### DATA SHOWN
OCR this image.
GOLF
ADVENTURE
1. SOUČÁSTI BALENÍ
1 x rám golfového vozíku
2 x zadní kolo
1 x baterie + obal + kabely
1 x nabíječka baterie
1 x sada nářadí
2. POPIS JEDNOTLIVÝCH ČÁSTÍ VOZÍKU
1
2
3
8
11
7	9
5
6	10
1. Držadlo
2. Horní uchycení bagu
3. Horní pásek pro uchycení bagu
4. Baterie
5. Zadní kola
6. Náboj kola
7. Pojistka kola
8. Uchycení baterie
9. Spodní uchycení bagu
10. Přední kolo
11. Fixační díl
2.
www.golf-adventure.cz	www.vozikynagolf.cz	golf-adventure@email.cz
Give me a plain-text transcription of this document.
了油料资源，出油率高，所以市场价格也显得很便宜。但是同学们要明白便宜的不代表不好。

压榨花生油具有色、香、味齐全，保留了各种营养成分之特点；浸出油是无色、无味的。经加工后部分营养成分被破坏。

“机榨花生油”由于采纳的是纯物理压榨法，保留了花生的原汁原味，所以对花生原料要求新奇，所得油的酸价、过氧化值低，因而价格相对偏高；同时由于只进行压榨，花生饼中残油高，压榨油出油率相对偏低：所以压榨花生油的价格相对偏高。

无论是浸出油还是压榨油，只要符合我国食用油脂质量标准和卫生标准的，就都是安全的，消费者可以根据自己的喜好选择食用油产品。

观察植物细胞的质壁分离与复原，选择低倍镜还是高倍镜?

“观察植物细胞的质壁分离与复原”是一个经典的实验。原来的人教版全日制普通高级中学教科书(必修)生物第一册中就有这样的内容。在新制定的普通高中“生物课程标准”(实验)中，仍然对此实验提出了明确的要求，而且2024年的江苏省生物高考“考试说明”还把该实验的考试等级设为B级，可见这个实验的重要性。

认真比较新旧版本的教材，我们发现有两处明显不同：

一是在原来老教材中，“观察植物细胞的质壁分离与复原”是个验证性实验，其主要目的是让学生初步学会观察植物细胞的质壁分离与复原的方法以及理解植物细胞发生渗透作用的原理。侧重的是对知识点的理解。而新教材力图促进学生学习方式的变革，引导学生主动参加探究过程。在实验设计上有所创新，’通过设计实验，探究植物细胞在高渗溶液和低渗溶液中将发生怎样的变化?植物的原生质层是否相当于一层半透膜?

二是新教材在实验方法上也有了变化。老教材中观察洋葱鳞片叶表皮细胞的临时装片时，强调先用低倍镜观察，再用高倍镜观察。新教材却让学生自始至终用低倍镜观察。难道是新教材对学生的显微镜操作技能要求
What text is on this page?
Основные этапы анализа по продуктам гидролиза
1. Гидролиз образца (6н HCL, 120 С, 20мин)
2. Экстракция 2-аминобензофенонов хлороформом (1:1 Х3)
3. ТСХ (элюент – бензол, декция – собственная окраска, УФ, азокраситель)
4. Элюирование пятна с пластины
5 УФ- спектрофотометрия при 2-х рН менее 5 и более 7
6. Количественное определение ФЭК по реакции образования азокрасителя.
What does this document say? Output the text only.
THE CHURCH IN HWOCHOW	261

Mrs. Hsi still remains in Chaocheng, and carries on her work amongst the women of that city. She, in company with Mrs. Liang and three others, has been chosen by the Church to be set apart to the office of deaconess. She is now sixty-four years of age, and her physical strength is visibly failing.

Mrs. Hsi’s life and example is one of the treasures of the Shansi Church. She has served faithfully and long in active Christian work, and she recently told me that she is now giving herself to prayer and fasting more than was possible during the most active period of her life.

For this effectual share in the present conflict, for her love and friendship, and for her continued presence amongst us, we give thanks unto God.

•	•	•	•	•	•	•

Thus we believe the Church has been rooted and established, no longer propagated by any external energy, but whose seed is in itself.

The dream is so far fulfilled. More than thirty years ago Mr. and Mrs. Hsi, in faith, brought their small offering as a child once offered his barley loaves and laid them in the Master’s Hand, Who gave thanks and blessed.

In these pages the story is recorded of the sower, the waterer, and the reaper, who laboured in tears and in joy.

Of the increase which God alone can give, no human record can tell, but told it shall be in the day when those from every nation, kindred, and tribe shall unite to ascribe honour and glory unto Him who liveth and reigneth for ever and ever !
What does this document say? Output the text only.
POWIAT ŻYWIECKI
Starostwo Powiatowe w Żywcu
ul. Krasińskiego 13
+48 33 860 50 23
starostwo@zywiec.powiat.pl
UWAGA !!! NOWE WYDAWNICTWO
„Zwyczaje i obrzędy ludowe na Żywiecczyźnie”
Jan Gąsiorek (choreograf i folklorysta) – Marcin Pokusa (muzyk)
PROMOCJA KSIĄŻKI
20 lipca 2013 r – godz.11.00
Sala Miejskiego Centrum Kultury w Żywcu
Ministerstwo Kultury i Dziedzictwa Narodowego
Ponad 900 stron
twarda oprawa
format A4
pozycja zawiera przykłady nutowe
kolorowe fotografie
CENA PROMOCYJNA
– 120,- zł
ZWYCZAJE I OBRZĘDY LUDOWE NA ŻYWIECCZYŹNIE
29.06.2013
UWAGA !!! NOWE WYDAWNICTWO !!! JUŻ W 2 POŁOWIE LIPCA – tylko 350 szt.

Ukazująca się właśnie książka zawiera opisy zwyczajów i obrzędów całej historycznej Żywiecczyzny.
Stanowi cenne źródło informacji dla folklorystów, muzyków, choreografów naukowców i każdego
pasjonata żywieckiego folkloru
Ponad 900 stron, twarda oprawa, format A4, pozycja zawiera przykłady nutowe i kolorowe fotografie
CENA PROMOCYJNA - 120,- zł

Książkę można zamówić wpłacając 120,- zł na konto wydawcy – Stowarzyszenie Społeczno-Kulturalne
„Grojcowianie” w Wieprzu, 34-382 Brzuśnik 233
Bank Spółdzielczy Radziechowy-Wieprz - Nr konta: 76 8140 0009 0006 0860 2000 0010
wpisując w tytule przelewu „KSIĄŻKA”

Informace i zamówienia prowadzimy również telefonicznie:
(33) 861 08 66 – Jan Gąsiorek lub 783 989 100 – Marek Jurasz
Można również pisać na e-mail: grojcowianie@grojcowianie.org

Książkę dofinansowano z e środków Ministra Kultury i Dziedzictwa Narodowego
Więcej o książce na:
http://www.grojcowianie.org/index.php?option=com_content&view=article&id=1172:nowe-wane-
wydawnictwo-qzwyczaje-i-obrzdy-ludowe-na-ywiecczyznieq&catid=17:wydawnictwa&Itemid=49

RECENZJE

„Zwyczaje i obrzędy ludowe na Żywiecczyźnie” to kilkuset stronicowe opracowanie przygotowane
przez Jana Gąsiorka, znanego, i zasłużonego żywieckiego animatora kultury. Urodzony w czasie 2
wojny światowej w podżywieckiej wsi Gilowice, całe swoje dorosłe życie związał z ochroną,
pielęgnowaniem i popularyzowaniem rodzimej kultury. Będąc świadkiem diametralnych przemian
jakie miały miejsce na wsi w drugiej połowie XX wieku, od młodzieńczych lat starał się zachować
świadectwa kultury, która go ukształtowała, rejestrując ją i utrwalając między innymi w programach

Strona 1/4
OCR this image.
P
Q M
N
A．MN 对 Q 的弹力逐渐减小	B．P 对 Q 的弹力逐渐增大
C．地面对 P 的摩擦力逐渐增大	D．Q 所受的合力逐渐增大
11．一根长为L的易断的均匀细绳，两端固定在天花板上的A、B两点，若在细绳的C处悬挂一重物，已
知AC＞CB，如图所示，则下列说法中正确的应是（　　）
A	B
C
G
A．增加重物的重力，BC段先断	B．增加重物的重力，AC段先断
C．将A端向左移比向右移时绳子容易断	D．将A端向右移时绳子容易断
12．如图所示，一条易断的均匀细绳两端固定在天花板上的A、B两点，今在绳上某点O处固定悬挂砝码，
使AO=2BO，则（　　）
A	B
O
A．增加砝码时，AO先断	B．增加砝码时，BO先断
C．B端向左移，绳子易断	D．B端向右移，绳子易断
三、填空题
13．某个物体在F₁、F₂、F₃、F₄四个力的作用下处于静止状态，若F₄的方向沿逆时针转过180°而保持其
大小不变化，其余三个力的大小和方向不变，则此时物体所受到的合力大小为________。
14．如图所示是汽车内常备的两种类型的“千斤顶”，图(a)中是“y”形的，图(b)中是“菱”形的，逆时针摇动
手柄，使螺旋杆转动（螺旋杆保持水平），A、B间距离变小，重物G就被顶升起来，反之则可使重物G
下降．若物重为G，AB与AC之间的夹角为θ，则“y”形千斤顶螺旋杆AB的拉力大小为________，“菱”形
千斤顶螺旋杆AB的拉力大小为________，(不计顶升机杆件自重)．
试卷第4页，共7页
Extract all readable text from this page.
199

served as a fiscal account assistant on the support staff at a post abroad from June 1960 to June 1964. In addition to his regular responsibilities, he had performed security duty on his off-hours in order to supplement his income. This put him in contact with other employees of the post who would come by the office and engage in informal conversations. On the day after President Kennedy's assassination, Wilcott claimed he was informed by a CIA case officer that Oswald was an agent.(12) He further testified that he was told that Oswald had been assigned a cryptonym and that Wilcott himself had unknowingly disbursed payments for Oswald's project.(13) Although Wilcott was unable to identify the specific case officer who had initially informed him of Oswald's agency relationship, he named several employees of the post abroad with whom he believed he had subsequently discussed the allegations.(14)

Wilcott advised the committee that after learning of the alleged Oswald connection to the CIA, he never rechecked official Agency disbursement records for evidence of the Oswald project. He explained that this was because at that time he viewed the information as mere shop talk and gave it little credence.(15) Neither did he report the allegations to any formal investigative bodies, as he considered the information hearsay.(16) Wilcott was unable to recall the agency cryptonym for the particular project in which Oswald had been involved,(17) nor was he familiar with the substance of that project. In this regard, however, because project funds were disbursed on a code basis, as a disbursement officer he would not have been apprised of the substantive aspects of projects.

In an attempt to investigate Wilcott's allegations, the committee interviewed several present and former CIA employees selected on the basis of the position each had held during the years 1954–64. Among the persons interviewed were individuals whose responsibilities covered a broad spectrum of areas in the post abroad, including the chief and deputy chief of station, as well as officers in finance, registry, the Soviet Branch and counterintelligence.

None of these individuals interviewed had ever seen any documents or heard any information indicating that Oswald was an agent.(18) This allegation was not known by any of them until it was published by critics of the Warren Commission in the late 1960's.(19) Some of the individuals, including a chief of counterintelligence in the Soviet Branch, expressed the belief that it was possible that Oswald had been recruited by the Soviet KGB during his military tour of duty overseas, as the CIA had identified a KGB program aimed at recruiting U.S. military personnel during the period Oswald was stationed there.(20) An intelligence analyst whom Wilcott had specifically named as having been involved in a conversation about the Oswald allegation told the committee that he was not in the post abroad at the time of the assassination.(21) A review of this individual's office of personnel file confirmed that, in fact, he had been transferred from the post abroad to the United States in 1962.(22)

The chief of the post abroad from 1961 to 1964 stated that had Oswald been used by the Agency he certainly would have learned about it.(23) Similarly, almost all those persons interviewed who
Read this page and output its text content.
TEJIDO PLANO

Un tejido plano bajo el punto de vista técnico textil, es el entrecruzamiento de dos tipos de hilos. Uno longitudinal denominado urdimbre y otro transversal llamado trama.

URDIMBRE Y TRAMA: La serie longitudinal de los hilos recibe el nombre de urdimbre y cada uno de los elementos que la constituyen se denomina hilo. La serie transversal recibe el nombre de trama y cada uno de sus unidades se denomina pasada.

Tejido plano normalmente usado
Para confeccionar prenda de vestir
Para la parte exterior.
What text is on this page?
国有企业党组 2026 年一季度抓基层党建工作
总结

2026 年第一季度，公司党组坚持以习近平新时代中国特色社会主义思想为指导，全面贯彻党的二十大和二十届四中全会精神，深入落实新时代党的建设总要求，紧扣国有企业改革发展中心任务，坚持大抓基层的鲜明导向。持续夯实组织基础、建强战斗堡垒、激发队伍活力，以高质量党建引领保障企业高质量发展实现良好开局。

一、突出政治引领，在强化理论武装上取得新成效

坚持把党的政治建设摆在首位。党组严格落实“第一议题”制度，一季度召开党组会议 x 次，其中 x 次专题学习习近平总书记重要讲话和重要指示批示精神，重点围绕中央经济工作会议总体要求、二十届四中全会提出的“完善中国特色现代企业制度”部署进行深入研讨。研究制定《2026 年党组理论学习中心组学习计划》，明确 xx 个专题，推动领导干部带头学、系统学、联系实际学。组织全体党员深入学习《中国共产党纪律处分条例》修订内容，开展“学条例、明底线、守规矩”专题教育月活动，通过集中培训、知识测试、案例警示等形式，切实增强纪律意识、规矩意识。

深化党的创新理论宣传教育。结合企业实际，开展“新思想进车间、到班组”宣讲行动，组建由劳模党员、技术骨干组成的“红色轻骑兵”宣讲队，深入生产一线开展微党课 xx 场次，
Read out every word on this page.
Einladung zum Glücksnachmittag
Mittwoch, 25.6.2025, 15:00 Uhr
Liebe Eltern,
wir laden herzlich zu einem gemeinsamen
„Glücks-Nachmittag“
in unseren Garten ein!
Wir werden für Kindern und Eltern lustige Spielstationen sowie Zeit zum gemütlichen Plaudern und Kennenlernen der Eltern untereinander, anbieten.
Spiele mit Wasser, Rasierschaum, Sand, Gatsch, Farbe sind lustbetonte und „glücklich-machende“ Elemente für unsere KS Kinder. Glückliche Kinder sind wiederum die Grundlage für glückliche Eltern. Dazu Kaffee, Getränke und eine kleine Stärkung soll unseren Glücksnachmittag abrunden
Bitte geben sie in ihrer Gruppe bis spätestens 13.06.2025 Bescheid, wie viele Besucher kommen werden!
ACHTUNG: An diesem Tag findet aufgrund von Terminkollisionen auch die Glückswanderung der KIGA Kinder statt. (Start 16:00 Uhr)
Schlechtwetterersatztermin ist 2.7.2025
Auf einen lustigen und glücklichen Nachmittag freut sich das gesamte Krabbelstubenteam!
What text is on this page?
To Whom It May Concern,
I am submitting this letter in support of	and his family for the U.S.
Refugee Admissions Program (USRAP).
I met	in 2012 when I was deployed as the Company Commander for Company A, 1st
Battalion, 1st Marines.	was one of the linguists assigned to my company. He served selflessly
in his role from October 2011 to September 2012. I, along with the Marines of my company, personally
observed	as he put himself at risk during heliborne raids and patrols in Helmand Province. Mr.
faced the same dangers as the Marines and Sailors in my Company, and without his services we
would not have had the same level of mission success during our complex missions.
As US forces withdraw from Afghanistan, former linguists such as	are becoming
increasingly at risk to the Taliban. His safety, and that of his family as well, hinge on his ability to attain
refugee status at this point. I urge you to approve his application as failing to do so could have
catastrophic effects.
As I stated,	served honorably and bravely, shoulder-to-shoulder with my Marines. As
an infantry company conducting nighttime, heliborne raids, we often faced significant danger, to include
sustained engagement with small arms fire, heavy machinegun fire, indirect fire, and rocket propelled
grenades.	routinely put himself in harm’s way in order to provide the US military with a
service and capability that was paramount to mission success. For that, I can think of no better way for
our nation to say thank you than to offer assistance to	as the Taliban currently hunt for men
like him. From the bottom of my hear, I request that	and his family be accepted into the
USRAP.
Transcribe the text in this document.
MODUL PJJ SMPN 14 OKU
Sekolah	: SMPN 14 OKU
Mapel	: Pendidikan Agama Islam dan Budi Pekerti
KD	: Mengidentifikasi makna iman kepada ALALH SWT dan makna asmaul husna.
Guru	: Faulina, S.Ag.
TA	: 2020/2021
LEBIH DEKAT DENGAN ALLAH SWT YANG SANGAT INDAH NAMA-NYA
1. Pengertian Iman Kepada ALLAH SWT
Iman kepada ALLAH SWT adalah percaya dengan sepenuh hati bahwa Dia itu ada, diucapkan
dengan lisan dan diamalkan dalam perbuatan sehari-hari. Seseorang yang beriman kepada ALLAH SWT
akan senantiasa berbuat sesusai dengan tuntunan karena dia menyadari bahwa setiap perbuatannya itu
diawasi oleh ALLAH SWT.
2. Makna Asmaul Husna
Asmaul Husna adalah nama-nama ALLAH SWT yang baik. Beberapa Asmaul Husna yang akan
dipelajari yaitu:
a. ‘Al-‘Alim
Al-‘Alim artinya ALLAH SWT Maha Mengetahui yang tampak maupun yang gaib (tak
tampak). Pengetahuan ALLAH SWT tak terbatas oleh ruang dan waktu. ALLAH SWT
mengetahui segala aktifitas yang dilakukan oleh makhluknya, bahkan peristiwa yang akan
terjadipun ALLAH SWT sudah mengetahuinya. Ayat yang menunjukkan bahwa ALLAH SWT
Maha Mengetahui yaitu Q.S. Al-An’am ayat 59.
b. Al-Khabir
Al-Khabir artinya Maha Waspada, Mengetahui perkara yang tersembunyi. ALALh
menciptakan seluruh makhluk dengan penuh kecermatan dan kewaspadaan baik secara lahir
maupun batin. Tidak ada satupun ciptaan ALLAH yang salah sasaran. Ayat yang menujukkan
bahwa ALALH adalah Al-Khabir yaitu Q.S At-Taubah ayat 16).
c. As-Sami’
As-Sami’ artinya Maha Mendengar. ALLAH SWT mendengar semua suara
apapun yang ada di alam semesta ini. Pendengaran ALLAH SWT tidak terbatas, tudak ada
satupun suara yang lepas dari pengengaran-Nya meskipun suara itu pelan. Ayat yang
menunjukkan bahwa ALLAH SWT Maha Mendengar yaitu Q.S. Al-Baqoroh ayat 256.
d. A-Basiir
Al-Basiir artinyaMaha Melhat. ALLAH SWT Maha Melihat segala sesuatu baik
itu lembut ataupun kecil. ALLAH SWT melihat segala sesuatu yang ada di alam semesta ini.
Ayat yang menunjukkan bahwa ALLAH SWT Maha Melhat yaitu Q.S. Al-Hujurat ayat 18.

### GOAL
Copy all lines from the material that hold "raids".

### ANSWER TO THIS EXERCISE
observed	as he put himself at risk during heliborne raids and patrols in Helmand Province. Mr.
an infantry company conducting nighttime, heliborne raids, we often faced significant danger, to include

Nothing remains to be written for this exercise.